##### Stored rows

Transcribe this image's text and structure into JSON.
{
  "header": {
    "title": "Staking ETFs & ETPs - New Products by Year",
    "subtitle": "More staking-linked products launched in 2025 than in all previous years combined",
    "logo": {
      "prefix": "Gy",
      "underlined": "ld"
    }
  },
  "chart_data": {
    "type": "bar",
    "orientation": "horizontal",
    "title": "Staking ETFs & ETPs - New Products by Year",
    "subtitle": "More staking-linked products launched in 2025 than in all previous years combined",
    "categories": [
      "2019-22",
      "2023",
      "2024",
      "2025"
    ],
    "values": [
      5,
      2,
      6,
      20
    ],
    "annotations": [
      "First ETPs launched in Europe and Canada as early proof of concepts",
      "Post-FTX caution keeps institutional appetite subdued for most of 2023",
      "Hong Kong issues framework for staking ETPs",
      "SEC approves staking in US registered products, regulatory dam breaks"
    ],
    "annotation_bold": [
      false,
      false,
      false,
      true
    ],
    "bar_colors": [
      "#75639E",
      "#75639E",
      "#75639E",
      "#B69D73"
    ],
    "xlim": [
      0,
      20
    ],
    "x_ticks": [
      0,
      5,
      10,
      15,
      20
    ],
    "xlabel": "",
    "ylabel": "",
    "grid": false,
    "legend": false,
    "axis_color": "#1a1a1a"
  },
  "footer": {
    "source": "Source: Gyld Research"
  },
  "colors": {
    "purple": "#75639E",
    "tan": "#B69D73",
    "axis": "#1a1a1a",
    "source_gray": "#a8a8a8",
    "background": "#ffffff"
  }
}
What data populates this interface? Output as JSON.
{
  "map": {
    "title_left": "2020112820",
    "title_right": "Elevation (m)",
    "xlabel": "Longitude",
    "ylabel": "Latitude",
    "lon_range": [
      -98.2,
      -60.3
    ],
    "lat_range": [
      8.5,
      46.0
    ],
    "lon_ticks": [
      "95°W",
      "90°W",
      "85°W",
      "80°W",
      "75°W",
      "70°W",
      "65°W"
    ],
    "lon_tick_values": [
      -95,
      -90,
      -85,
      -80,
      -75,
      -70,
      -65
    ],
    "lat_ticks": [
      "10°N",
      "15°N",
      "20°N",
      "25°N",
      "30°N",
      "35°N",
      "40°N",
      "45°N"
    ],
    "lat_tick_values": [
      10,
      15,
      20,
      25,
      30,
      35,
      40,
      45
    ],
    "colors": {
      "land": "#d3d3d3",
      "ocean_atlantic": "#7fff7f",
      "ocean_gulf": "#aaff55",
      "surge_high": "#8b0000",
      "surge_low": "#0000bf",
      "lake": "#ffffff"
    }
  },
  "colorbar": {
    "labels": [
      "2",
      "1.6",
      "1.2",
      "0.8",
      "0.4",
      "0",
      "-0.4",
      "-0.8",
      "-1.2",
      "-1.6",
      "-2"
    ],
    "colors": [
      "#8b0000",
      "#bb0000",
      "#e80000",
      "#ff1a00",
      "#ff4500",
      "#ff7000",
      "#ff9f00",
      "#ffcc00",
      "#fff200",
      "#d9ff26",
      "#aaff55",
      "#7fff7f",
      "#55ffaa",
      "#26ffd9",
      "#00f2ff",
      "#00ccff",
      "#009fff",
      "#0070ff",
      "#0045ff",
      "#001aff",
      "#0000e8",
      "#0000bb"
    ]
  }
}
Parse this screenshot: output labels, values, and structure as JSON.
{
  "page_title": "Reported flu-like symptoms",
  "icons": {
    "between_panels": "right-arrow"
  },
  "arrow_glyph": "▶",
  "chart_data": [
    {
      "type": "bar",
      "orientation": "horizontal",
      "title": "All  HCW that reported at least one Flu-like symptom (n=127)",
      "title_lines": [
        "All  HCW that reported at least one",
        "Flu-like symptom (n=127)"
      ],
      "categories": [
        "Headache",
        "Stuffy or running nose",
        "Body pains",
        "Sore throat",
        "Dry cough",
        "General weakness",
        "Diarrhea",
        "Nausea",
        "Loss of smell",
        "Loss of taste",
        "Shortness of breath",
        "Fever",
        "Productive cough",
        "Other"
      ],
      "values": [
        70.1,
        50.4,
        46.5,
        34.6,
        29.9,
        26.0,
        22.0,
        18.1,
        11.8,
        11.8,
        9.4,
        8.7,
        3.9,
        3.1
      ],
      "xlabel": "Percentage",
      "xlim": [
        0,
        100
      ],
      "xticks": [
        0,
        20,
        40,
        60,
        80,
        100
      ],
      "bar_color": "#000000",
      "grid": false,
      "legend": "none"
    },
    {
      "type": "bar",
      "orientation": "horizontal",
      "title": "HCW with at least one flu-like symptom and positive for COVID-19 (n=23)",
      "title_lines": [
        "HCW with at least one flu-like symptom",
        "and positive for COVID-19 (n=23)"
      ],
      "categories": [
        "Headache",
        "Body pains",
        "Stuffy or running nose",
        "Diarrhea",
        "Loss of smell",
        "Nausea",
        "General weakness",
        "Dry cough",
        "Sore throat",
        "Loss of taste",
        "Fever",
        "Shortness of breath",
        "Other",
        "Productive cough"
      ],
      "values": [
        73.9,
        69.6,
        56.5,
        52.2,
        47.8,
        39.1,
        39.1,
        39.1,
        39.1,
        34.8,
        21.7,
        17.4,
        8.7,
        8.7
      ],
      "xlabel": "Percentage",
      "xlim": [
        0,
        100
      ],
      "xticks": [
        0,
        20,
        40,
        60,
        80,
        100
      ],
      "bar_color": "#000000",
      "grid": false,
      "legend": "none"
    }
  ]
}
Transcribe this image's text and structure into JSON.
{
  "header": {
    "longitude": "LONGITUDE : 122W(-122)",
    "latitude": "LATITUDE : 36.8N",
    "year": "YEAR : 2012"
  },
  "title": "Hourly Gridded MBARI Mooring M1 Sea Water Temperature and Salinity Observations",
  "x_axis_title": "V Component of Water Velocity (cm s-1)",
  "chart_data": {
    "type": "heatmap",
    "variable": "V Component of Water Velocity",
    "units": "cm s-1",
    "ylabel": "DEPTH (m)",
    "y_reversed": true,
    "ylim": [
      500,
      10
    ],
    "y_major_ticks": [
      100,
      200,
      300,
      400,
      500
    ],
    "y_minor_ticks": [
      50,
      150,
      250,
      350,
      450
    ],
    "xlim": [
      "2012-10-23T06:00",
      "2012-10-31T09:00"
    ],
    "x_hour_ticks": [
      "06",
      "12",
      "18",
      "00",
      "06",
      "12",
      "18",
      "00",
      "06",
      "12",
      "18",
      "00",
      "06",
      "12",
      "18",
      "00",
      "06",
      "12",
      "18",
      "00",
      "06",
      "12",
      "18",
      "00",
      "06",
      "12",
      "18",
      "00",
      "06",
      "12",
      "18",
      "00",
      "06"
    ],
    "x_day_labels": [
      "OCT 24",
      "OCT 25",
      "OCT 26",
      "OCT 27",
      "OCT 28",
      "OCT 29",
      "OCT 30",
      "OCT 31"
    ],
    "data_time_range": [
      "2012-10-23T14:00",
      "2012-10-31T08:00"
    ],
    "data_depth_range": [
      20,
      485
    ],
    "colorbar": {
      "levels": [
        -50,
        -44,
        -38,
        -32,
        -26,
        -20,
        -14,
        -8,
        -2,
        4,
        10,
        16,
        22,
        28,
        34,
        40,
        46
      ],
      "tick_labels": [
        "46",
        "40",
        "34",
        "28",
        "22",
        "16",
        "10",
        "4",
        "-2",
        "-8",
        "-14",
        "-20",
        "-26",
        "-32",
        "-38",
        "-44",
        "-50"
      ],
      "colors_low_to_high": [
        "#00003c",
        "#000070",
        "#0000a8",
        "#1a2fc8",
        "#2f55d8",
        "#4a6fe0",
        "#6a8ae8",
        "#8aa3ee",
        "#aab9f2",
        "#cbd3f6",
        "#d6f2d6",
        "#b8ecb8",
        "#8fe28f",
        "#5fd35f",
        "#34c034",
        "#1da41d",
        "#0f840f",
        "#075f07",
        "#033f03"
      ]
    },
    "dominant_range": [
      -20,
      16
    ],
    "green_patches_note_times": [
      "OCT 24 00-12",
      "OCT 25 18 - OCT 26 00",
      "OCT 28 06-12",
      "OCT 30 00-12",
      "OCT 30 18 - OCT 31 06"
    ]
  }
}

##########

Copy the lines from the entries above in which the word "this" appears.

#### Correct result
Transcribe this image's text and structure into JSON.
What data populates this interface? Output as JSON.
Parse this screenshot: output labels, values, and structure as JSON.
Transcribe this image's text and structure into JSON.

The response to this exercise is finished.